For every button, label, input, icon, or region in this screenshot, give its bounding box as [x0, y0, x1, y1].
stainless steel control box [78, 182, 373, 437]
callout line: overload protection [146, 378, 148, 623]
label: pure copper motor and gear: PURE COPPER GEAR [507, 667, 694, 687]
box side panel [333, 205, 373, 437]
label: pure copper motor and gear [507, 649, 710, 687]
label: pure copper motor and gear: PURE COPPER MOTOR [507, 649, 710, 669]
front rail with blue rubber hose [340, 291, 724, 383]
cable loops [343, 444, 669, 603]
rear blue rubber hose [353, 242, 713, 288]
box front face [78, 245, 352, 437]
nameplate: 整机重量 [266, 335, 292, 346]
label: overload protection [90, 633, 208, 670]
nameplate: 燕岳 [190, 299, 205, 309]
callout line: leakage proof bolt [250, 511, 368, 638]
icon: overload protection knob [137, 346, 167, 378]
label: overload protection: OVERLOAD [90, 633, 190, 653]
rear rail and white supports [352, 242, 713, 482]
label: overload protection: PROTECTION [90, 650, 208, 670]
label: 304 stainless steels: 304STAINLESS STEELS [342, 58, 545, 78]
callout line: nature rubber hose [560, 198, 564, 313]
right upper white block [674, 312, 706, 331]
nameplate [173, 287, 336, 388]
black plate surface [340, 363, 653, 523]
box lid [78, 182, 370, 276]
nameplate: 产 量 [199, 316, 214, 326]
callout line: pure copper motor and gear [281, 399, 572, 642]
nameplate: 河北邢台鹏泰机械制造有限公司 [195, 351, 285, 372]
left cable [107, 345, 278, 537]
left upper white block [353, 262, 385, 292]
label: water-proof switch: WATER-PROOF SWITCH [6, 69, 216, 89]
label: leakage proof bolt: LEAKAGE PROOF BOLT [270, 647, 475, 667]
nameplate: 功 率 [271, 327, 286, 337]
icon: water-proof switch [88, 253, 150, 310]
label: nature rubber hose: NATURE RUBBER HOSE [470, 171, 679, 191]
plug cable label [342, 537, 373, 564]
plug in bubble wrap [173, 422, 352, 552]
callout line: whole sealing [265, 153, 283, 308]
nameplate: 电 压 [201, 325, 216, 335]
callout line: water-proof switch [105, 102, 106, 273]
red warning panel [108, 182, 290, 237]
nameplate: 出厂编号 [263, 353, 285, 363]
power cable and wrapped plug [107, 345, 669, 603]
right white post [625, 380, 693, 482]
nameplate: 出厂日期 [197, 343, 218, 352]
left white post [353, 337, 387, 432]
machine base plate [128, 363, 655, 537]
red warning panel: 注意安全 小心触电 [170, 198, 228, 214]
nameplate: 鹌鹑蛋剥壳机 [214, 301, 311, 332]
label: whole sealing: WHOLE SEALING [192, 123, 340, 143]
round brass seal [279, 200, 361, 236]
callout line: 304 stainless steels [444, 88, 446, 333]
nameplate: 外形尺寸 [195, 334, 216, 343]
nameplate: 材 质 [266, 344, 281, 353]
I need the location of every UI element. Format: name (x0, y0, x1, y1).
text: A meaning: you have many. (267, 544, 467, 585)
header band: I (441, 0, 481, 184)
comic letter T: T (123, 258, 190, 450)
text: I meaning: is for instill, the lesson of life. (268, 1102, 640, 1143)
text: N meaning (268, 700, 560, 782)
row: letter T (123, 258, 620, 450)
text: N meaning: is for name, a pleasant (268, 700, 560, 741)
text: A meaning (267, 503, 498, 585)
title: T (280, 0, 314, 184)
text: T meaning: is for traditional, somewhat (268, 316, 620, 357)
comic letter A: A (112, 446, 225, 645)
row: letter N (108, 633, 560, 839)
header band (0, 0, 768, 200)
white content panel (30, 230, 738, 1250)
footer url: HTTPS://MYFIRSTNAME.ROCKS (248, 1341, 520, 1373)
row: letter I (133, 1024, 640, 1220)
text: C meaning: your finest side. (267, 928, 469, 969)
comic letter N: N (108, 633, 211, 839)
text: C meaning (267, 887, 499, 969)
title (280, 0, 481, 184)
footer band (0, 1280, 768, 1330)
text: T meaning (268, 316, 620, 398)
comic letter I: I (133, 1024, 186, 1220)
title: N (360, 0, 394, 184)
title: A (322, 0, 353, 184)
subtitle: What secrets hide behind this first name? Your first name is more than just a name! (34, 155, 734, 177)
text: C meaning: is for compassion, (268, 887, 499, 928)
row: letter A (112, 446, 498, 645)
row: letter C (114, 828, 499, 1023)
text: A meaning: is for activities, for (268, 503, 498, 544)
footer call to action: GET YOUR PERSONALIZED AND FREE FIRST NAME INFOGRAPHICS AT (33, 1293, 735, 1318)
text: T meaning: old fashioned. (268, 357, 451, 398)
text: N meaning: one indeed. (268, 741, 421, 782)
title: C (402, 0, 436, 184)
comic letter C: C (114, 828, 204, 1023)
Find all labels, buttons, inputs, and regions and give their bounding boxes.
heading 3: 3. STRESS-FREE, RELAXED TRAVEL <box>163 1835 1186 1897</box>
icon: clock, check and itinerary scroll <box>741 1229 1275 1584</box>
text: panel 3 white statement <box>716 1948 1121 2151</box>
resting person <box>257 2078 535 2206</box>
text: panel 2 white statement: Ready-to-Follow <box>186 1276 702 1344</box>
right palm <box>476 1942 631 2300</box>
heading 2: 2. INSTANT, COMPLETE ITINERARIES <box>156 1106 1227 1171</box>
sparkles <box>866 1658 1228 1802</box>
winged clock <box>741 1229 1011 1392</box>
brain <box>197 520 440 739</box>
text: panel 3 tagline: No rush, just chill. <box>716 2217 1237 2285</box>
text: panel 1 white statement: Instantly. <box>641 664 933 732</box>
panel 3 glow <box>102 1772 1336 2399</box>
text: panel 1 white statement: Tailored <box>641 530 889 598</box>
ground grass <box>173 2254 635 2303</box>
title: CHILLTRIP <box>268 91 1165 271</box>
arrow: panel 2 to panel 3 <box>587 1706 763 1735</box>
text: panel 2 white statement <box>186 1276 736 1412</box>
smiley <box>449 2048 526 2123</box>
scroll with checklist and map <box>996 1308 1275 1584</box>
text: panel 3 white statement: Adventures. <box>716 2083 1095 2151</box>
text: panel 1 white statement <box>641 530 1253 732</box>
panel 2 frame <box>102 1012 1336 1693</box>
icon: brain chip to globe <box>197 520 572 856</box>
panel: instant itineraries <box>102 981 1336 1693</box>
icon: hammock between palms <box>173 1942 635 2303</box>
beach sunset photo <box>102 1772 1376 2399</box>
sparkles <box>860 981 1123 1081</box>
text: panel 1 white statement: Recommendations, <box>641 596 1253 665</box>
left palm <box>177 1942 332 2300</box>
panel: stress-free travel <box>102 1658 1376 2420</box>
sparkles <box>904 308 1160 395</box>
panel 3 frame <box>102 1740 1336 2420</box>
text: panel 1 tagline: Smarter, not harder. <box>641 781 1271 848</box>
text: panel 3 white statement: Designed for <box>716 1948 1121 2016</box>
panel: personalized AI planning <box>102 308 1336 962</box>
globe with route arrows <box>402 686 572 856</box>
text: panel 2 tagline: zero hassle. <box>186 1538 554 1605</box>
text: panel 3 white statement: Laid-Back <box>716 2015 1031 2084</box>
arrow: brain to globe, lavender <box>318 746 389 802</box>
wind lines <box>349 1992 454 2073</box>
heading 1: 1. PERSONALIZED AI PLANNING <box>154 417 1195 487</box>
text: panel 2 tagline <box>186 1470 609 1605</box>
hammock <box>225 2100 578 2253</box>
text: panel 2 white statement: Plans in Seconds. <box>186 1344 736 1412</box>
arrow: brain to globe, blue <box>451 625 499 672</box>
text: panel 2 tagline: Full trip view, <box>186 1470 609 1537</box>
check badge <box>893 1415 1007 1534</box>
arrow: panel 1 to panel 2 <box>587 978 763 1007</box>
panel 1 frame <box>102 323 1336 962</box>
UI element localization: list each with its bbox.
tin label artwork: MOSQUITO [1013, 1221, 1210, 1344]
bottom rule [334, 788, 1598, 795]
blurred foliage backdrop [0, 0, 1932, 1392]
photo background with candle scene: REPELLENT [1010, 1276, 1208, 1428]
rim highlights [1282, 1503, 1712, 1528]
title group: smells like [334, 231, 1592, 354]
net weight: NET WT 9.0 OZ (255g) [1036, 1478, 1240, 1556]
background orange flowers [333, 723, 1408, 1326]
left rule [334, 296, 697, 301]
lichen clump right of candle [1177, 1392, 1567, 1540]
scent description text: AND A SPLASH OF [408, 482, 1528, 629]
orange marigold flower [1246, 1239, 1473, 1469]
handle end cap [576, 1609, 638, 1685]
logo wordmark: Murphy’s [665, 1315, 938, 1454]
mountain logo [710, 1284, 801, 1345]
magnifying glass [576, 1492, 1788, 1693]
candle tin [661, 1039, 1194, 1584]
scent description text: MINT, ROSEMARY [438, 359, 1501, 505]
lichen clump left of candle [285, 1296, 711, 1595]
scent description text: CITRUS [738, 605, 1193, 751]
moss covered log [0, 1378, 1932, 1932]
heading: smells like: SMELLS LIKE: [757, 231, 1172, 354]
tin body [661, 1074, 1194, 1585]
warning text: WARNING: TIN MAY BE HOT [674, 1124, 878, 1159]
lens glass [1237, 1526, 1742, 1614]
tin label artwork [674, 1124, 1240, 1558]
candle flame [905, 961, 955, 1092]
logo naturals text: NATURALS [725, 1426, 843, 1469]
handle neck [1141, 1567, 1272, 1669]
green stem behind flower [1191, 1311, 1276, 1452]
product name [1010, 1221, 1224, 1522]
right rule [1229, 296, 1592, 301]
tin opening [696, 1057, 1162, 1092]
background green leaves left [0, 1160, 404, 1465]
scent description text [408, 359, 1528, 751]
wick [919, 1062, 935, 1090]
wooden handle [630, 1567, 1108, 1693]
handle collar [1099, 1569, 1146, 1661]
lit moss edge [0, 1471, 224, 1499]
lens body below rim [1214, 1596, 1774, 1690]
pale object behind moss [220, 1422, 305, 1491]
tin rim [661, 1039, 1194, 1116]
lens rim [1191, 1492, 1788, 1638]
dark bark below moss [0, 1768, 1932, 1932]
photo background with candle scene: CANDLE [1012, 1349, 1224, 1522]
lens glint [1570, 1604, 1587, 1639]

★ ★ ★ ★ ★

■ DIRECTIONS FOR THIS TASK
Reproduce the items word for word, from the very first line through the line containing "nameplate: 产 量 [199, 316, 214, 326]", including both of those lines.

■ EXPECTED OUTPUT
For every button, label, input, icon, or region in this screenshot, give its bounding box as [x0, y0, x1, y1].
stainless steel control box [78, 182, 373, 437]
callout line: overload protection [146, 378, 148, 623]
label: pure copper motor and gear: PURE COPPER GEAR [507, 667, 694, 687]
box side panel [333, 205, 373, 437]
label: pure copper motor and gear [507, 649, 710, 687]
label: pure copper motor and gear: PURE COPPER MOTOR [507, 649, 710, 669]
front rail with blue rubber hose [340, 291, 724, 383]
cable loops [343, 444, 669, 603]
rear blue rubber hose [353, 242, 713, 288]
box front face [78, 245, 352, 437]
nameplate: 整机重量 [266, 335, 292, 346]
label: overload protection [90, 633, 208, 670]
nameplate: 燕岳 [190, 299, 205, 309]
callout line: leakage proof bolt [250, 511, 368, 638]
icon: overload protection knob [137, 346, 167, 378]
label: overload protection: OVERLOAD [90, 633, 190, 653]
rear rail and white supports [352, 242, 713, 482]
label: overload protection: PROTECTION [90, 650, 208, 670]
label: 304 stainless steels: 304STAINLESS STEELS [342, 58, 545, 78]
callout line: nature rubber hose [560, 198, 564, 313]
right upper white block [674, 312, 706, 331]
nameplate [173, 287, 336, 388]
black plate surface [340, 363, 653, 523]
box lid [78, 182, 370, 276]
nameplate: 产 量 [199, 316, 214, 326]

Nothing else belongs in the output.